▶ _Extracted data_:

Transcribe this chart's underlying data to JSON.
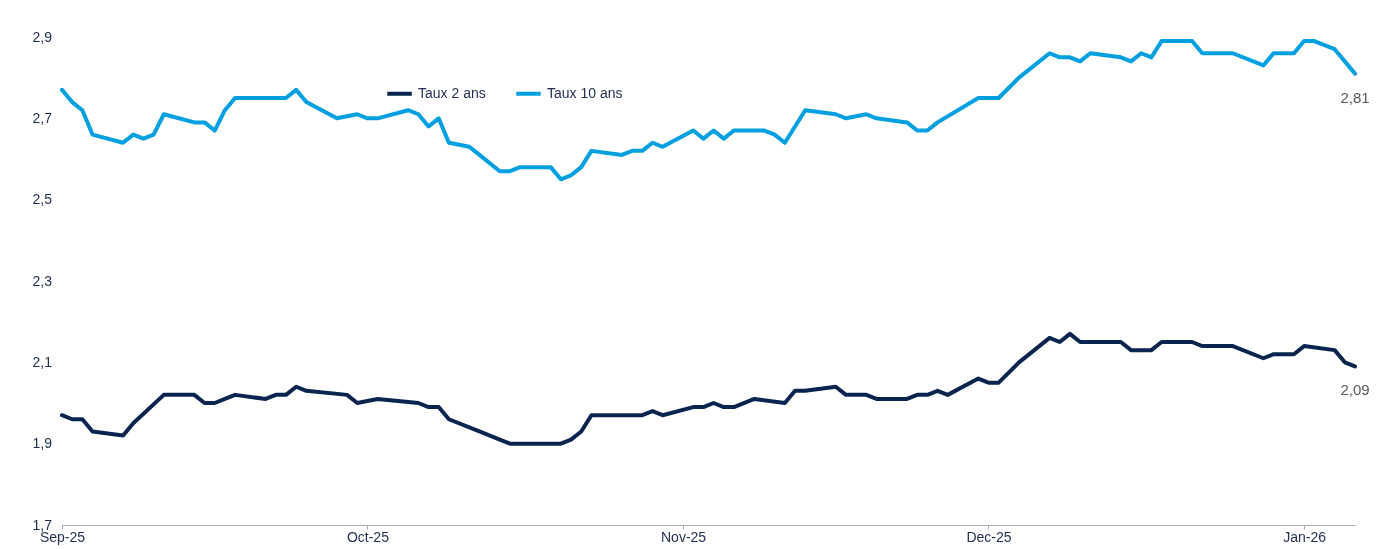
{
  "chart_data": {
    "type": "line",
    "legend": "top",
    "marker": "none",
    "line_style": "solid",
    "grid": false,
    "xlim": [
      "2025-09-01",
      "2026-01-06"
    ],
    "xticks": [
      {
        "value": "2025-09-01",
        "label": "Sep-25"
      },
      {
        "value": "2025-10-01",
        "label": "Oct-25"
      },
      {
        "value": "2025-11-01",
        "label": "Nov-25"
      },
      {
        "value": "2025-12-01",
        "label": "Dec-25"
      },
      {
        "value": "2026-01-01",
        "label": "Jan-26"
      }
    ],
    "ylim": [
      1.7,
      2.9
    ],
    "yticks": [
      {
        "value": 1.7,
        "label": "1,7"
      },
      {
        "value": 1.9,
        "label": "1,9"
      },
      {
        "value": 2.1,
        "label": "2,1"
      },
      {
        "value": 2.3,
        "label": "2,3"
      },
      {
        "value": 2.5,
        "label": "2,5"
      },
      {
        "value": 2.7,
        "label": "2,7"
      },
      {
        "value": 2.9,
        "label": "2,9"
      }
    ],
    "series": [
      {
        "name": "Taux 2 ans",
        "color": "#0a2450",
        "x": [
          "2025-09-01",
          "2025-09-02",
          "2025-09-03",
          "2025-09-04",
          "2025-09-07",
          "2025-09-08",
          "2025-09-11",
          "2025-09-14",
          "2025-09-15",
          "2025-09-16",
          "2025-09-17",
          "2025-09-18",
          "2025-09-21",
          "2025-09-22",
          "2025-09-23",
          "2025-09-24",
          "2025-09-25",
          "2025-09-29",
          "2025-09-30",
          "2025-10-02",
          "2025-10-06",
          "2025-10-07",
          "2025-10-08",
          "2025-10-09",
          "2025-10-12",
          "2025-10-14",
          "2025-10-15",
          "2025-10-20",
          "2025-10-21",
          "2025-10-22",
          "2025-10-23",
          "2025-10-28",
          "2025-10-29",
          "2025-10-30",
          "2025-11-02",
          "2025-11-03",
          "2025-11-04",
          "2025-11-05",
          "2025-11-06",
          "2025-11-08",
          "2025-11-11",
          "2025-11-12",
          "2025-11-13",
          "2025-11-16",
          "2025-11-17",
          "2025-11-19",
          "2025-11-20",
          "2025-11-23",
          "2025-11-24",
          "2025-11-25",
          "2025-11-26",
          "2025-11-27",
          "2025-11-30",
          "2025-12-01",
          "2025-12-02",
          "2025-12-04",
          "2025-12-07",
          "2025-12-08",
          "2025-12-09",
          "2025-12-10",
          "2025-12-11",
          "2025-12-14",
          "2025-12-15",
          "2025-12-17",
          "2025-12-18",
          "2025-12-21",
          "2025-12-22",
          "2025-12-25",
          "2025-12-28",
          "2025-12-29",
          "2025-12-31",
          "2026-01-01",
          "2026-01-04",
          "2026-01-05",
          "2026-01-06"
        ],
        "values": [
          1.97,
          1.96,
          1.96,
          1.93,
          1.92,
          1.95,
          2.02,
          2.02,
          2.0,
          2.0,
          2.01,
          2.02,
          2.01,
          2.02,
          2.02,
          2.04,
          2.03,
          2.02,
          2.0,
          2.01,
          2.0,
          1.99,
          1.99,
          1.96,
          1.93,
          1.91,
          1.9,
          1.9,
          1.91,
          1.93,
          1.97,
          1.97,
          1.98,
          1.97,
          1.99,
          1.99,
          2.0,
          1.99,
          1.99,
          2.01,
          2.0,
          2.03,
          2.03,
          2.04,
          2.02,
          2.02,
          2.01,
          2.01,
          2.02,
          2.02,
          2.03,
          2.02,
          2.06,
          2.05,
          2.05,
          2.1,
          2.16,
          2.15,
          2.17,
          2.15,
          2.15,
          2.15,
          2.13,
          2.13,
          2.15,
          2.15,
          2.14,
          2.14,
          2.11,
          2.12,
          2.12,
          2.14,
          2.13,
          2.1,
          2.09
        ]
      },
      {
        "name": "Taux 10 ans",
        "color": "#00a0e0",
        "x": [
          "2025-09-01",
          "2025-09-02",
          "2025-09-03",
          "2025-09-04",
          "2025-09-07",
          "2025-09-08",
          "2025-09-09",
          "2025-09-10",
          "2025-09-11",
          "2025-09-14",
          "2025-09-15",
          "2025-09-16",
          "2025-09-17",
          "2025-09-18",
          "2025-09-22",
          "2025-09-23",
          "2025-09-24",
          "2025-09-25",
          "2025-09-28",
          "2025-09-30",
          "2025-10-01",
          "2025-10-02",
          "2025-10-05",
          "2025-10-06",
          "2025-10-07",
          "2025-10-08",
          "2025-10-09",
          "2025-10-11",
          "2025-10-12",
          "2025-10-14",
          "2025-10-15",
          "2025-10-16",
          "2025-10-19",
          "2025-10-20",
          "2025-10-21",
          "2025-10-22",
          "2025-10-23",
          "2025-10-26",
          "2025-10-27",
          "2025-10-28",
          "2025-10-29",
          "2025-10-30",
          "2025-11-02",
          "2025-11-03",
          "2025-11-04",
          "2025-11-05",
          "2025-11-06",
          "2025-11-09",
          "2025-11-10",
          "2025-11-11",
          "2025-11-12",
          "2025-11-13",
          "2025-11-16",
          "2025-11-17",
          "2025-11-19",
          "2025-11-20",
          "2025-11-23",
          "2025-11-24",
          "2025-11-25",
          "2025-11-26",
          "2025-11-30",
          "2025-12-02",
          "2025-12-04",
          "2025-12-07",
          "2025-12-08",
          "2025-12-09",
          "2025-12-10",
          "2025-12-11",
          "2025-12-14",
          "2025-12-15",
          "2025-12-16",
          "2025-12-17",
          "2025-12-18",
          "2025-12-21",
          "2025-12-22",
          "2025-12-25",
          "2025-12-28",
          "2025-12-29",
          "2025-12-31",
          "2026-01-01",
          "2026-01-02",
          "2026-01-04",
          "2026-01-06"
        ],
        "values": [
          2.77,
          2.74,
          2.72,
          2.66,
          2.64,
          2.66,
          2.65,
          2.66,
          2.71,
          2.69,
          2.69,
          2.67,
          2.72,
          2.75,
          2.75,
          2.75,
          2.77,
          2.74,
          2.7,
          2.71,
          2.7,
          2.7,
          2.72,
          2.71,
          2.68,
          2.7,
          2.64,
          2.63,
          2.61,
          2.57,
          2.57,
          2.58,
          2.58,
          2.55,
          2.56,
          2.58,
          2.62,
          2.61,
          2.62,
          2.62,
          2.64,
          2.63,
          2.67,
          2.65,
          2.67,
          2.65,
          2.67,
          2.67,
          2.66,
          2.64,
          2.68,
          2.72,
          2.71,
          2.7,
          2.71,
          2.7,
          2.69,
          2.67,
          2.67,
          2.69,
          2.75,
          2.75,
          2.8,
          2.86,
          2.85,
          2.85,
          2.84,
          2.86,
          2.85,
          2.84,
          2.86,
          2.85,
          2.89,
          2.89,
          2.86,
          2.86,
          2.83,
          2.86,
          2.86,
          2.89,
          2.89,
          2.87,
          2.81
        ]
      }
    ],
    "annotations": [
      {
        "text": "2,81",
        "x": "2026-01-06",
        "y": 2.81
      },
      {
        "text": "2,09",
        "x": "2026-01-06",
        "y": 2.09
      }
    ]
  }
}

▶ _What you are asked to do_: Pick out each line containing the string "label" and copy it.

▶ _Exercise response_:
        "label": "Sep-25"
        "label": "Oct-25"
        "label": "Nov-25"
        "label": "Dec-25"
        "label": "Jan-26"
        "label": "1,7"
        "label": "1,9"
        "label": "2,1"
        "label": "2,3"
        "label": "2,5"
        "label": "2,7"
        "label": "2,9"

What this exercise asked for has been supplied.